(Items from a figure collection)

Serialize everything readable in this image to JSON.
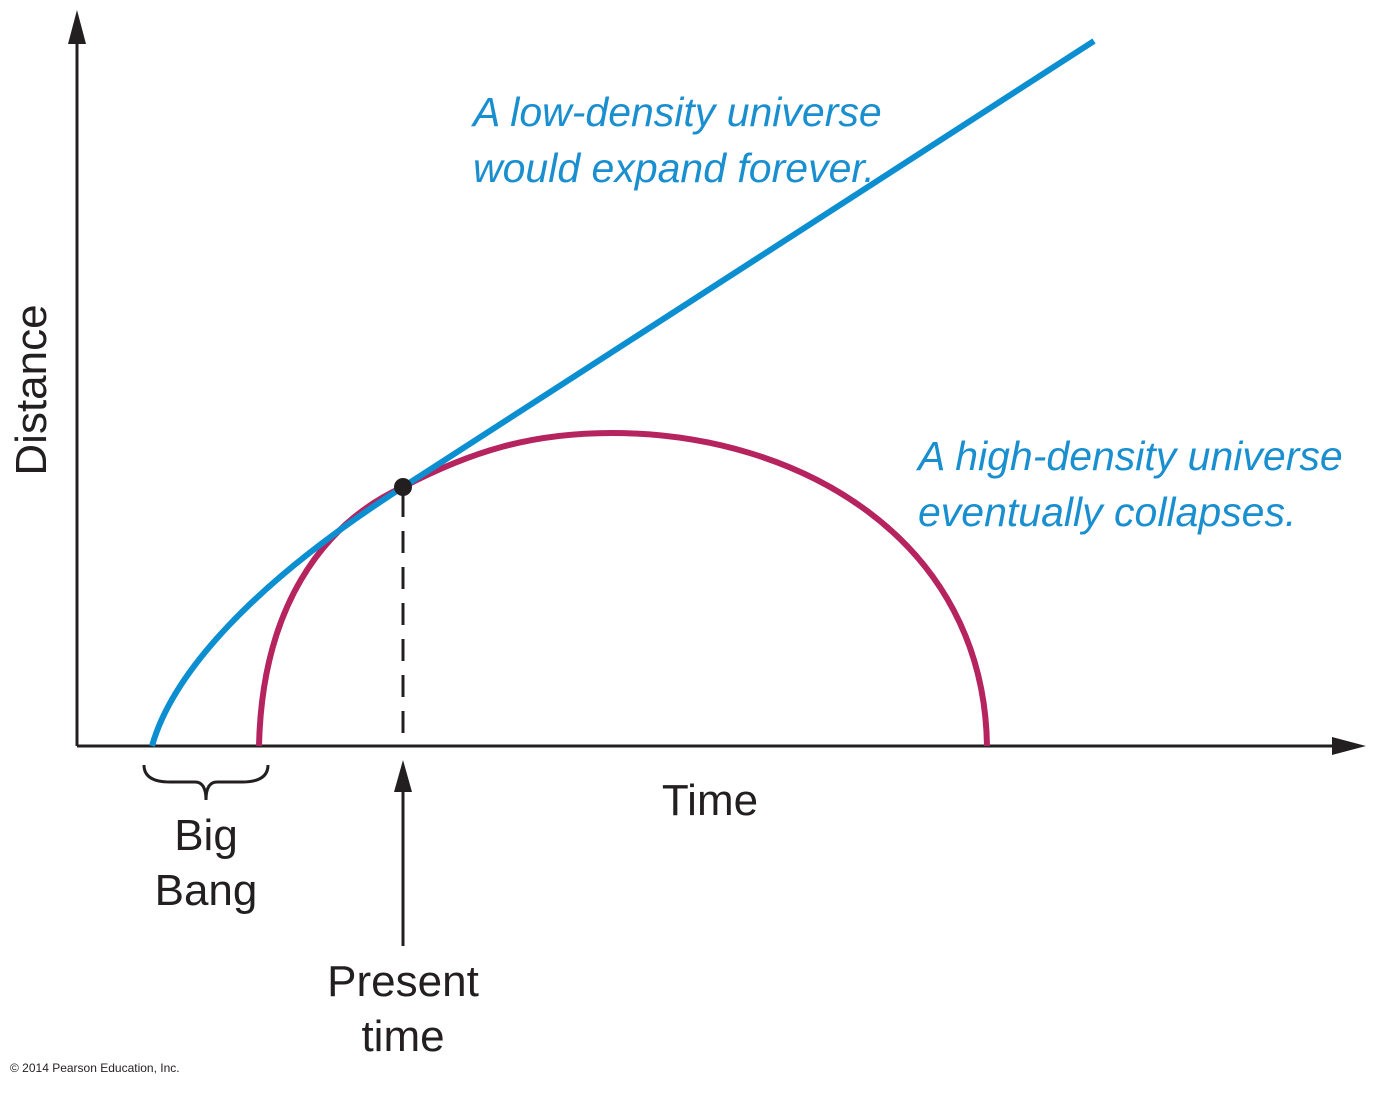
{
  "axes": {
    "y_label": "Distance",
    "x_label": "Time"
  },
  "curves": [
    {
      "label": [
        "A low-density universe",
        "would expand forever."
      ]
    },
    {
      "label": [
        "A high-density universe",
        "eventually collapses."
      ]
    }
  ],
  "markers": {
    "big_bang": [
      "Big",
      "Bang"
    ],
    "present": [
      "Present",
      "time"
    ]
  },
  "footer": "© 2014 Pearson Education, Inc."
}
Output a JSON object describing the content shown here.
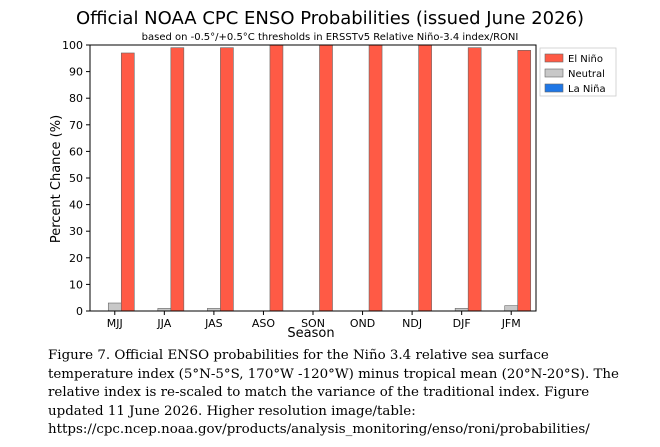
{
  "chart_data": {
    "type": "bar",
    "title": "Official NOAA CPC ENSO Probabilities (issued June 2026)",
    "subtitle": "based on -0.5°/+0.5°C thresholds in ERSSTv5 Relative Niño-3.4 index/RONI",
    "xlabel": "Season",
    "ylabel": "Percent Chance (%)",
    "ylim": [
      0,
      100
    ],
    "yticks": [
      0,
      10,
      20,
      30,
      40,
      50,
      60,
      70,
      80,
      90,
      100
    ],
    "grid": false,
    "legend_position": "top-right",
    "categories": [
      "MJJ",
      "JJA",
      "JAS",
      "ASO",
      "SON",
      "OND",
      "NDJ",
      "DJF",
      "JFM"
    ],
    "series": [
      {
        "name": "La Niña",
        "color": "#1f77e6",
        "values": [
          0,
          0,
          0,
          0,
          0,
          0,
          0,
          0,
          0
        ]
      },
      {
        "name": "Neutral",
        "color": "#c8c8c8",
        "values": [
          3,
          1,
          1,
          0,
          0,
          0,
          0,
          1,
          2
        ]
      },
      {
        "name": "El Niño",
        "color": "#ff5a45",
        "values": [
          97,
          99,
          99,
          100,
          100,
          100,
          100,
          99,
          98
        ]
      }
    ],
    "legend_order": [
      "El Niño",
      "Neutral",
      "La Niña"
    ]
  },
  "caption": "Figure 7. Official ENSO probabilities for the Niño 3.4 relative sea surface temperature index (5°N-5°S, 170°W -120°W) minus tropical mean (20°N-20°S). The relative index is re-scaled to match the variance of the traditional index. Figure updated 11 June 2026. Higher resolution image/table: https://cpc.ncep.noaa.gov/products/analysis_monitoring/enso/roni/probabilities/"
}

▶ **Task description**:
Restate the data above word for word. Do not include the images.

▶ **Correct output**:
Serialize everything readable in this image to JSON.
{
  "axes": {
    "y_label": "Distance",
    "x_label": "Time"
  },
  "curves": [
    {
      "label": [
        "A low-density universe",
        "would expand forever."
      ]
    },
    {
      "label": [
        "A high-density universe",
        "eventually collapses."
      ]
    }
  ],
  "markers": {
    "big_bang": [
      "Big",
      "Bang"
    ],
    "present": [
      "Present",
      "time"
    ]
  },
  "footer": "© 2014 Pearson Education, Inc."
}
Output a JSON object describing the content shown here.
{
  "chart_data": {
    "type": "bar",
    "title": "Official NOAA CPC ENSO Probabilities (issued June 2026)",
    "subtitle": "based on -0.5°/+0.5°C thresholds in ERSSTv5 Relative Niño-3.4 index/RONI",
    "xlabel": "Season",
    "ylabel": "Percent Chance (%)",
    "ylim": [
      0,
      100
    ],
    "yticks": [
      0,
      10,
      20,
      30,
      40,
      50,
      60,
      70,
      80,
      90,
      100
    ],
    "grid": false,
    "legend_position": "top-right",
    "categories": [
      "MJJ",
      "JJA",
      "JAS",
      "ASO",
      "SON",
      "OND",
      "NDJ",
      "DJF",
      "JFM"
    ],
    "series": [
      {
        "name": "La Niña",
        "color": "#1f77e6",
        "values": [
          0,
          0,
          0,
          0,
          0,
          0,
          0,
          0,
          0
        ]
      },
      {
        "name": "Neutral",
        "color": "#c8c8c8",
        "values": [
          3,
          1,
          1,
          0,
          0,
          0,
          0,
          1,
          2
        ]
      },
      {
        "name": "El Niño",
        "color": "#ff5a45",
        "values": [
          97,
          99,
          99,
          100,
          100,
          100,
          100,
          99,
          98
        ]
      }
    ],
    "legend_order": [
      "El Niño",
      "Neutral",
      "La Niña"
    ]
  },
  "caption": "Figure 7. Official ENSO probabilities for the Niño 3.4 relative sea surface temperature index (5°N-5°S, 170°W -120°W) minus tropical mean (20°N-20°S). The relative index is re-scaled to match the variance of the traditional index. Figure updated 11 June 2026. Higher resolution image/table: https://cpc.ncep.noaa.gov/products/analysis_monitoring/enso/roni/probabilities/"
}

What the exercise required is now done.